Return each line containing the string "муниципальными".
Start of Raw data
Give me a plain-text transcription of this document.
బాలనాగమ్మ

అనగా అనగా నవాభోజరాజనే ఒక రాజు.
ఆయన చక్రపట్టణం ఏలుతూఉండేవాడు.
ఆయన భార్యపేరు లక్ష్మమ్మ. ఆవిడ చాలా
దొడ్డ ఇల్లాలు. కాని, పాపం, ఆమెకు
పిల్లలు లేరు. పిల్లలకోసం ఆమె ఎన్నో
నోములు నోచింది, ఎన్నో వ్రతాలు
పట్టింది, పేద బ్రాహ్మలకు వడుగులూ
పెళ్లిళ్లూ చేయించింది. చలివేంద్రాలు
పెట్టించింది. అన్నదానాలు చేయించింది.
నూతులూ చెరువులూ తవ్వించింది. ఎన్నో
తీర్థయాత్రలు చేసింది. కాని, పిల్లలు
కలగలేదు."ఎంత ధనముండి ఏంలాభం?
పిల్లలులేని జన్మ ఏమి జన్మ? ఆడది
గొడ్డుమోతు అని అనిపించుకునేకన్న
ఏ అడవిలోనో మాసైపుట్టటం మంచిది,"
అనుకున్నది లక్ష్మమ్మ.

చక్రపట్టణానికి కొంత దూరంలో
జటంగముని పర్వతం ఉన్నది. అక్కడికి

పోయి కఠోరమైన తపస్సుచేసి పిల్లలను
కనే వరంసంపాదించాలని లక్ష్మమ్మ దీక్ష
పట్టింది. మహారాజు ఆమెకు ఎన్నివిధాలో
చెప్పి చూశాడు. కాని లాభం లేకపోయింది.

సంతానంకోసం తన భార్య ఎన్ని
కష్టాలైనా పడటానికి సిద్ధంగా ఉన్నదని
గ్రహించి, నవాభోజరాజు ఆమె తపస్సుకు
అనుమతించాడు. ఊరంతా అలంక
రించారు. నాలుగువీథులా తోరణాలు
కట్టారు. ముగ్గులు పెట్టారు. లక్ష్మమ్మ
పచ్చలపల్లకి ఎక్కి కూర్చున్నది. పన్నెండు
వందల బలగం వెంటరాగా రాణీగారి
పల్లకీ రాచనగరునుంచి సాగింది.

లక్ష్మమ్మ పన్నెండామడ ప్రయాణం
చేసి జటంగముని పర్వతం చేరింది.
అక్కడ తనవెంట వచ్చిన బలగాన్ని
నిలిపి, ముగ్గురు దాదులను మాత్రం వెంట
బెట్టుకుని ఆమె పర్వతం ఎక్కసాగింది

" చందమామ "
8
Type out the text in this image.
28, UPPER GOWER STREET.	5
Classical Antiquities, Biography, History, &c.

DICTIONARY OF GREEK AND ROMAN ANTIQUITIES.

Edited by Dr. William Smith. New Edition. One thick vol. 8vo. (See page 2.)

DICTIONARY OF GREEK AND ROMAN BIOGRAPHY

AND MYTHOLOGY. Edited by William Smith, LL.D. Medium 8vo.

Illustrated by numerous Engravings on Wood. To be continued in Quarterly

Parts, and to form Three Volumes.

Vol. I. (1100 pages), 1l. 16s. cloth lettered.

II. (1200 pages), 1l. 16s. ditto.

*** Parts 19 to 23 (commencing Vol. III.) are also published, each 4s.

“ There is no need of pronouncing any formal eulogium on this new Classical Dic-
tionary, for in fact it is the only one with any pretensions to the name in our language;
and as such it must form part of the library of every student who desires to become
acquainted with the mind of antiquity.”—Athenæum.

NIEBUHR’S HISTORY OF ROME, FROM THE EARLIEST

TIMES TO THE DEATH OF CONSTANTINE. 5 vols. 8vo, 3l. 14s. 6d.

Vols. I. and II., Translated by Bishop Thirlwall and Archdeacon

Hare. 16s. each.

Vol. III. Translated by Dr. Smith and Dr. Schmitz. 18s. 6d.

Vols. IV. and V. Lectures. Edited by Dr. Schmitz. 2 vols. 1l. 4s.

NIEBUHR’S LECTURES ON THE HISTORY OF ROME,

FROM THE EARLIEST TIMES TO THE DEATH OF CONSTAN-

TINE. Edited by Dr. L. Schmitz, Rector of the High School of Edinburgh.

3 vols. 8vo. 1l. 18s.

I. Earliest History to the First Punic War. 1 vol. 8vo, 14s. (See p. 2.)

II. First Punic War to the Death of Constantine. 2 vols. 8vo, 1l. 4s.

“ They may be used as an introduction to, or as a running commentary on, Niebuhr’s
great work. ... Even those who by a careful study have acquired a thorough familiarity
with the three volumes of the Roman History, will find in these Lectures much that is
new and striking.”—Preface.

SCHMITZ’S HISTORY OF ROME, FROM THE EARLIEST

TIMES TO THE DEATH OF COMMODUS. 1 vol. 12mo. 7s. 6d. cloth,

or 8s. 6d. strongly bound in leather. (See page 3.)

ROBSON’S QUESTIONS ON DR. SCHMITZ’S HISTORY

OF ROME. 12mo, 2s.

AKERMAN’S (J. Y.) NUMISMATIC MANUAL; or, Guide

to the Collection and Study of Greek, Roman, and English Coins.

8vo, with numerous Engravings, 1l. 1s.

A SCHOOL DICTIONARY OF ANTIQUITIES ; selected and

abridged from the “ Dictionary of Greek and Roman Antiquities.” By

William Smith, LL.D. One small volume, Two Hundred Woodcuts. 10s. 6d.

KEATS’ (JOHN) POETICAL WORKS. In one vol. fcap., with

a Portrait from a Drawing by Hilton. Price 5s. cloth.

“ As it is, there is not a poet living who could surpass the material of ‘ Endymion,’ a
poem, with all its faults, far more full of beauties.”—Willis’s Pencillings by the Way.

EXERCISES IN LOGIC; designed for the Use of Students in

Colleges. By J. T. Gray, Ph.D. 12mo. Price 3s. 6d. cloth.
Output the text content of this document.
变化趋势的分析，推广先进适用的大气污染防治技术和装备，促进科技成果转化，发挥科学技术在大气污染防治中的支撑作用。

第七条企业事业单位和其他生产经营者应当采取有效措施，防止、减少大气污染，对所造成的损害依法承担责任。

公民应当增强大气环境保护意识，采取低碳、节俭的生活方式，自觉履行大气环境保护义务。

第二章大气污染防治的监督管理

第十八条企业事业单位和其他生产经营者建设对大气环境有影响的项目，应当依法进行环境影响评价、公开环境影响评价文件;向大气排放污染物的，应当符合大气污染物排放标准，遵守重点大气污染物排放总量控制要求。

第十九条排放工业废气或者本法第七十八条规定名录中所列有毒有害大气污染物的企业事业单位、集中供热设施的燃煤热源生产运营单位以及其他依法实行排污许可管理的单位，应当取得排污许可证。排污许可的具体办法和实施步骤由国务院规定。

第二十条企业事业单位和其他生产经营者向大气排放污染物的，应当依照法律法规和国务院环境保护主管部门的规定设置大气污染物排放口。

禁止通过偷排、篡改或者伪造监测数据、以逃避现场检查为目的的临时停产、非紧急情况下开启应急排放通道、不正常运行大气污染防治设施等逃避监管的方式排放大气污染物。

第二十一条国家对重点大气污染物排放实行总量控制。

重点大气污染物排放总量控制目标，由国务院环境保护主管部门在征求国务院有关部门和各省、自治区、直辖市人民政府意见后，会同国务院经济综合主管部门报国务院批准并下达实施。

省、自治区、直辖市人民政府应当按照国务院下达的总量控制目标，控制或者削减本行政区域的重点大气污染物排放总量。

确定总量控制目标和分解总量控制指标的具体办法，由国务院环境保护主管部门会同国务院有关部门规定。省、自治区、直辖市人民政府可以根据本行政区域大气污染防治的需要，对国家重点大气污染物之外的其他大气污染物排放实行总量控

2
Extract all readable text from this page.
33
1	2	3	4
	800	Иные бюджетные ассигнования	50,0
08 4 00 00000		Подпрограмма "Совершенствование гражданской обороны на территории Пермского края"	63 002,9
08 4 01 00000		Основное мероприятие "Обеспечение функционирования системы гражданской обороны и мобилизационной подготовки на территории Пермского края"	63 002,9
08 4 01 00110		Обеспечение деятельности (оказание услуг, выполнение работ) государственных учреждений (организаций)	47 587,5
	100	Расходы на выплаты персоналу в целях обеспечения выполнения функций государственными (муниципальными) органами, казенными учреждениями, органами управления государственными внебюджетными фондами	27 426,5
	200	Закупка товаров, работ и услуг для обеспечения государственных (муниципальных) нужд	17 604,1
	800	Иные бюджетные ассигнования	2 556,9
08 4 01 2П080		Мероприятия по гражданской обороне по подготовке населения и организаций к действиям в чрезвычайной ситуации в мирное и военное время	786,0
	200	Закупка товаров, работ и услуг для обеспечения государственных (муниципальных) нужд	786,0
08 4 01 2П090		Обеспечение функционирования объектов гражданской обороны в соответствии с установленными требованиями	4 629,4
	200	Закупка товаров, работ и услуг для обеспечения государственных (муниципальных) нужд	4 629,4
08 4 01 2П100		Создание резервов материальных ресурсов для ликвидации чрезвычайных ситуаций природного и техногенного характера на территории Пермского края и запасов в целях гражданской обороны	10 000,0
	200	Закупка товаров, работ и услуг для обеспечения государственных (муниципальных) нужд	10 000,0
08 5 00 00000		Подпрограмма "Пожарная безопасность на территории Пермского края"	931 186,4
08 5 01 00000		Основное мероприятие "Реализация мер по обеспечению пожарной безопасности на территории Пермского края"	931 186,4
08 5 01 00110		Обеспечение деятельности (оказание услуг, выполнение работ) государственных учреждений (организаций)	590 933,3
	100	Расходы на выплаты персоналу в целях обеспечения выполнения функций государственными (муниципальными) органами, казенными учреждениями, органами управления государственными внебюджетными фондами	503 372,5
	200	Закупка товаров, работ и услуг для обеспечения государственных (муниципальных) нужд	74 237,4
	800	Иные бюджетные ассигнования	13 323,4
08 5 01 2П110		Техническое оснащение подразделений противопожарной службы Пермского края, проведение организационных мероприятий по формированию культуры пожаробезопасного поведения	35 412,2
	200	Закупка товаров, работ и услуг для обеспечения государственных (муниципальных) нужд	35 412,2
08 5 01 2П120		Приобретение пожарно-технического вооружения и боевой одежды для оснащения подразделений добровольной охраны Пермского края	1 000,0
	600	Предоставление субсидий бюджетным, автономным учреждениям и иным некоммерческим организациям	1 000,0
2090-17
End of Raw data
→ **Response below**:
	100	Расходы на выплаты персоналу в целях обеспечения выполнения функций государственными (муниципальными) органами, казенными учреждениями, органами управления государственными внебюджетными фондами	27 426,5
	100	Расходы на выплаты персоналу в целях обеспечения выполнения функций государственными (муниципальными) органами, казенными учреждениями, органами управления государственными внебюджетными фондами	503 372,5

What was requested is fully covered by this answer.